DATASET RECORDS:
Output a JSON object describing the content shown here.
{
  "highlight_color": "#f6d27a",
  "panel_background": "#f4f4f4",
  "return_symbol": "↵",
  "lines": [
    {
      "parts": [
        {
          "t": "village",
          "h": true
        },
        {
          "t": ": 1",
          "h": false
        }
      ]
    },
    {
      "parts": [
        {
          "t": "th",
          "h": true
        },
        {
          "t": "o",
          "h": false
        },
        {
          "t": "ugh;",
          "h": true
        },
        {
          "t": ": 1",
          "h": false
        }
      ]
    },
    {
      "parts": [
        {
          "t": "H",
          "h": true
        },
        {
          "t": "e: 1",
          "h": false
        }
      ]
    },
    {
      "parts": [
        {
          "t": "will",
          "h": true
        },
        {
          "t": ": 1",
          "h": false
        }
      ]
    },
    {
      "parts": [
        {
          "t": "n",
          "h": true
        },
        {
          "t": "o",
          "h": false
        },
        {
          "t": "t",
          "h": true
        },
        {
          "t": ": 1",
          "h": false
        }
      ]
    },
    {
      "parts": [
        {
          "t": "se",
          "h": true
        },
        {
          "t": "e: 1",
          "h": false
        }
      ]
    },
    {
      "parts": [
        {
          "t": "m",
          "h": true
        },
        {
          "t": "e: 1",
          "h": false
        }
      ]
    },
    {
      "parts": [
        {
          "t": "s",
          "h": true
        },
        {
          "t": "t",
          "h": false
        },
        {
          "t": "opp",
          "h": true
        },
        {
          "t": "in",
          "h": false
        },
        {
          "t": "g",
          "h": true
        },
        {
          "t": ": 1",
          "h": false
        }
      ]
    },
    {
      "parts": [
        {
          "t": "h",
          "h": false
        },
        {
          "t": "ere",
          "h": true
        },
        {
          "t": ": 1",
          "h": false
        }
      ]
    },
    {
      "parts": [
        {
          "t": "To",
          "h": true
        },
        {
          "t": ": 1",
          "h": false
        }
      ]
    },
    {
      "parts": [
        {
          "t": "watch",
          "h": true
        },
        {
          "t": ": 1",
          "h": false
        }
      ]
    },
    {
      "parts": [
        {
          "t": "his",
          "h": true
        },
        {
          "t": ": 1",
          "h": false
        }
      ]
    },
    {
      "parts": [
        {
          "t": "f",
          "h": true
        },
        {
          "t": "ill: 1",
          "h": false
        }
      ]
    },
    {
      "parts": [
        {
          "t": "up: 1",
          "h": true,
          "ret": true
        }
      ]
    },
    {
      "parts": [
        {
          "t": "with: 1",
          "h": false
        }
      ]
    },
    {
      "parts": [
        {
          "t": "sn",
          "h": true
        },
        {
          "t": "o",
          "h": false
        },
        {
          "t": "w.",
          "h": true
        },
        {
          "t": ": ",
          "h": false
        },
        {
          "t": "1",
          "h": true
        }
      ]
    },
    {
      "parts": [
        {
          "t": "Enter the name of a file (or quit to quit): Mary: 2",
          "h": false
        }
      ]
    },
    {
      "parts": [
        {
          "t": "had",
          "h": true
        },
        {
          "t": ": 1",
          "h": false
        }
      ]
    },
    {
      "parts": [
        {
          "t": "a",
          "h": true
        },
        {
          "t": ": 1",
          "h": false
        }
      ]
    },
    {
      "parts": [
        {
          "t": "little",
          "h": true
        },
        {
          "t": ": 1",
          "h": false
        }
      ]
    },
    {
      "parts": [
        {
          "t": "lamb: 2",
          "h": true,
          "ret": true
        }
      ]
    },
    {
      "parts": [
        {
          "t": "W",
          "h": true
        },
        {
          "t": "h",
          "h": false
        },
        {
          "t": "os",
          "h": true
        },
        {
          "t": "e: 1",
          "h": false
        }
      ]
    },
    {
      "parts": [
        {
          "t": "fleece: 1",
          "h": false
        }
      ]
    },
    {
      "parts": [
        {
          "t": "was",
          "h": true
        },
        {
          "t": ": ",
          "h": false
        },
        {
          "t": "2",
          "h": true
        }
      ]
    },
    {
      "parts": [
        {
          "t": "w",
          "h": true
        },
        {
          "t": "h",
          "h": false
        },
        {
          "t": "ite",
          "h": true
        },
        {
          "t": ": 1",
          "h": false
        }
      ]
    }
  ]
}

REQUEST:
Reproduce the entries above exactly.

ANSWER FOR THIS EXERCISE:
Output a JSON object describing the content shown here.
{
  "highlight_color": "#f6d27a",
  "panel_background": "#f4f4f4",
  "return_symbol": "↵",
  "lines": [
    {
      "parts": [
        {
          "t": "village",
          "h": true
        },
        {
          "t": ": 1",
          "h": false
        }
      ]
    },
    {
      "parts": [
        {
          "t": "th",
          "h": true
        },
        {
          "t": "o",
          "h": false
        },
        {
          "t": "ugh;",
          "h": true
        },
        {
          "t": ": 1",
          "h": false
        }
      ]
    },
    {
      "parts": [
        {
          "t": "H",
          "h": true
        },
        {
          "t": "e: 1",
          "h": false
        }
      ]
    },
    {
      "parts": [
        {
          "t": "will",
          "h": true
        },
        {
          "t": ": 1",
          "h": false
        }
      ]
    },
    {
      "parts": [
        {
          "t": "n",
          "h": true
        },
        {
          "t": "o",
          "h": false
        },
        {
          "t": "t",
          "h": true
        },
        {
          "t": ": 1",
          "h": false
        }
      ]
    },
    {
      "parts": [
        {
          "t": "se",
          "h": true
        },
        {
          "t": "e: 1",
          "h": false
        }
      ]
    },
    {
      "parts": [
        {
          "t": "m",
          "h": true
        },
        {
          "t": "e: 1",
          "h": false
        }
      ]
    },
    {
      "parts": [
        {
          "t": "s",
          "h": true
        },
        {
          "t": "t",
          "h": false
        },
        {
          "t": "opp",
          "h": true
        },
        {
          "t": "in",
          "h": false
        },
        {
          "t": "g",
          "h": true
        },
        {
          "t": ": 1",
          "h": false
        }
      ]
    },
    {
      "parts": [
        {
          "t": "h",
          "h": false
        },
        {
          "t": "ere",
          "h": true
        },
        {
          "t": ": 1",
          "h": false
        }
      ]
    },
    {
      "parts": [
        {
          "t": "To",
          "h": true
        },
        {
          "t": ": 1",
          "h": false
        }
      ]
    },
    {
      "parts": [
        {
          "t": "watch",
          "h": true
        },
        {
          "t": ": 1",
          "h": false
        }
      ]
    },
    {
      "parts": [
        {
          "t": "his",
          "h": true
        },
        {
          "t": ": 1",
          "h": false
        }
      ]
    },
    {
      "parts": [
        {
          "t": "f",
          "h": true
        },
        {
          "t": "ill: 1",
          "h": false
        }
      ]
    },
    {
      "parts": [
        {
          "t": "up: 1",
          "h": true,
          "ret": true
        }
      ]
    },
    {
      "parts": [
        {
          "t": "with: 1",
          "h": false
        }
      ]
    },
    {
      "parts": [
        {
          "t": "sn",
          "h": true
        },
        {
          "t": "o",
          "h": false
        },
        {
          "t": "w.",
          "h": true
        },
        {
          "t": ": ",
          "h": false
        },
        {
          "t": "1",
          "h": true
        }
      ]
    },
    {
      "parts": [
        {
          "t": "Enter the name of a file (or quit to quit): Mary: 2",
          "h": false
        }
      ]
    },
    {
      "parts": [
        {
          "t": "had",
          "h": true
        },
        {
          "t": ": 1",
          "h": false
        }
      ]
    },
    {
      "parts": [
        {
          "t": "a",
          "h": true
        },
        {
          "t": ": 1",
          "h": false
        }
      ]
    },
    {
      "parts": [
        {
          "t": "little",
          "h": true
        },
        {
          "t": ": 1",
          "h": false
        }
      ]
    },
    {
      "parts": [
        {
          "t": "lamb: 2",
          "h": true,
          "ret": true
        }
      ]
    },
    {
      "parts": [
        {
          "t": "W",
          "h": true
        },
        {
          "t": "h",
          "h": false
        },
        {
          "t": "os",
          "h": true
        },
        {
          "t": "e: 1",
          "h": false
        }
      ]
    },
    {
      "parts": [
        {
          "t": "fleece: 1",
          "h": false
        }
      ]
    },
    {
      "parts": [
        {
          "t": "was",
          "h": true
        },
        {
          "t": ": ",
          "h": false
        },
        {
          "t": "2",
          "h": true
        }
      ]
    },
    {
      "parts": [
        {
          "t": "w",
          "h": true
        },
        {
          "t": "h",
          "h": false
        },
        {
          "t": "ite",
          "h": true
        },
        {
          "t": ": 1",
          "h": false
        }
      ]
    }
  ]
}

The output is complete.